Extracted data entries:
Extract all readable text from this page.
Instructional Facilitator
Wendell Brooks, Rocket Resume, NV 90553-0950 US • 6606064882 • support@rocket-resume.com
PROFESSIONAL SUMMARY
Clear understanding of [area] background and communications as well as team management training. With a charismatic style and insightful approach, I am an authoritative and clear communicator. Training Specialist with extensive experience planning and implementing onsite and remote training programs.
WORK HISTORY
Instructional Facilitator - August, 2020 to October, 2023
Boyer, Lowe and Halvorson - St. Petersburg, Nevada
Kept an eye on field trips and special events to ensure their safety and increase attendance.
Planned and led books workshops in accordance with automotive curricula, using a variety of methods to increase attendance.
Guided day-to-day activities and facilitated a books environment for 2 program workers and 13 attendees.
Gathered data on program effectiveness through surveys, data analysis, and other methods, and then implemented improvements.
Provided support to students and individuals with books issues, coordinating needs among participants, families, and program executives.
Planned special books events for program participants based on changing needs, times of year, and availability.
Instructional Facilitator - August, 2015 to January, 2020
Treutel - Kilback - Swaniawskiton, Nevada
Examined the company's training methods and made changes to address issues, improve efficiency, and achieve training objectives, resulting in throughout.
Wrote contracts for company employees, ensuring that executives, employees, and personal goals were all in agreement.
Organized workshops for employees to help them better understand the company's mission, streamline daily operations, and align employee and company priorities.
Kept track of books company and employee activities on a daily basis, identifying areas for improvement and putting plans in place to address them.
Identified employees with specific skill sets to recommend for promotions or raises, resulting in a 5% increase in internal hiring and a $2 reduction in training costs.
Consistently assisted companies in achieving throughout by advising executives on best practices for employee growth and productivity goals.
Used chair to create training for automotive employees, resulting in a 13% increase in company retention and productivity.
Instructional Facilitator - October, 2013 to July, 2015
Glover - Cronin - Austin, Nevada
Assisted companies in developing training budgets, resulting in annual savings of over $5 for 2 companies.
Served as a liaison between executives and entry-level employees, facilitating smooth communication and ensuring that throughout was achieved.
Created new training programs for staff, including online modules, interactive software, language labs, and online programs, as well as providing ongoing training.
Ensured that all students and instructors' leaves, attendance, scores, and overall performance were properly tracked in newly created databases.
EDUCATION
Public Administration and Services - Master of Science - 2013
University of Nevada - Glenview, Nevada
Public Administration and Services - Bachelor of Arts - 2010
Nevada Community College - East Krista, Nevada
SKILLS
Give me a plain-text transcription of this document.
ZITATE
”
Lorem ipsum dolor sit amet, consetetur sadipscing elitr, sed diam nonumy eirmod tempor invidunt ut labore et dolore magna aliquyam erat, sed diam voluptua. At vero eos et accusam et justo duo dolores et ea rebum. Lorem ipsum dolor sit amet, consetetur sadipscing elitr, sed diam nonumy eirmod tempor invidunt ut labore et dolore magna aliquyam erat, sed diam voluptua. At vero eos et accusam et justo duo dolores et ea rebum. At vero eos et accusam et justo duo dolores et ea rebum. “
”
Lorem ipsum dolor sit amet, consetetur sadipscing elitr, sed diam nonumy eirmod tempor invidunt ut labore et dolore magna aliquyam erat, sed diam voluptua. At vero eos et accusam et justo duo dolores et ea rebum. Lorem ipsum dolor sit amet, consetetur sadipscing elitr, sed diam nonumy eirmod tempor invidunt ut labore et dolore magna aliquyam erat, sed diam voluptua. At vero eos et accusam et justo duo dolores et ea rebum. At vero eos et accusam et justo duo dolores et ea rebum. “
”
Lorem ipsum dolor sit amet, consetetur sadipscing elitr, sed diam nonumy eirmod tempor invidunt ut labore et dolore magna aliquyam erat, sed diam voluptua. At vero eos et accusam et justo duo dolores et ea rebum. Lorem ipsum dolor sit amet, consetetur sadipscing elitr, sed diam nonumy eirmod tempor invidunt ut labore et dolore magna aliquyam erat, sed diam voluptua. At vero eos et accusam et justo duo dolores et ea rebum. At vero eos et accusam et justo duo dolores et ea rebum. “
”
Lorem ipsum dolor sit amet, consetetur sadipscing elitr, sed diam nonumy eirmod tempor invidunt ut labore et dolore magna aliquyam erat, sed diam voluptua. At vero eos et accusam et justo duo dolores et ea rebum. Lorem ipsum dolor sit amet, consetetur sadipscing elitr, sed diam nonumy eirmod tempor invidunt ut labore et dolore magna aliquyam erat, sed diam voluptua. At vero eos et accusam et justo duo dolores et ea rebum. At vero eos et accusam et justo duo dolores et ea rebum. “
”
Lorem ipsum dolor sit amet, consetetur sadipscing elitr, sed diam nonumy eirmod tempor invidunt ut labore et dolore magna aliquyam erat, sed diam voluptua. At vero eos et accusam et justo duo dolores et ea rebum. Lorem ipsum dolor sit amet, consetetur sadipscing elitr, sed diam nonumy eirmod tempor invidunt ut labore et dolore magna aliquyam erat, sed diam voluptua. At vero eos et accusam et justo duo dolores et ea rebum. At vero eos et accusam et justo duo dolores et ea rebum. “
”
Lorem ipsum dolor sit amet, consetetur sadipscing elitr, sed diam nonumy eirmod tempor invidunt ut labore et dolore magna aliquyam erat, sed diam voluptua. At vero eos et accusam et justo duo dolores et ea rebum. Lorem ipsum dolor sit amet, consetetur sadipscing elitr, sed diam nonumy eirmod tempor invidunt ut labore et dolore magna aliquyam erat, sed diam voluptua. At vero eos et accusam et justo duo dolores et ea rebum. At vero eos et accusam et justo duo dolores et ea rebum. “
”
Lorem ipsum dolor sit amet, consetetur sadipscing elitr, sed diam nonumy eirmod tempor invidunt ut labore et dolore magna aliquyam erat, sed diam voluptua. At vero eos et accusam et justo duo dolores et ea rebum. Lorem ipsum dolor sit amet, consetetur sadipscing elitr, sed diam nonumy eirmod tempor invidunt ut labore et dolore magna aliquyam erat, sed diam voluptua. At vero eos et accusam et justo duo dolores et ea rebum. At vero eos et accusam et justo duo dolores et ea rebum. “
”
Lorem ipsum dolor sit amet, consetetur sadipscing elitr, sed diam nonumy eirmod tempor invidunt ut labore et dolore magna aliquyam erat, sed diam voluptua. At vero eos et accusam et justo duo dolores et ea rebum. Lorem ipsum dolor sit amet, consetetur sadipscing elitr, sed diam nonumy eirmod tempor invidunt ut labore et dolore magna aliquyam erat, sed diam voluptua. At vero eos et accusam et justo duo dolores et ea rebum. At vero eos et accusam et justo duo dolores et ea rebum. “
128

• **WORK TO COMPLETE**
Gather each line holding the string "events".

• **WRITTEN SOLUTION**
Kept an eye on field trips and special events to ensure their safety and increase attendance.
Planned special books events for program participants based on changing needs, times of year, and availability.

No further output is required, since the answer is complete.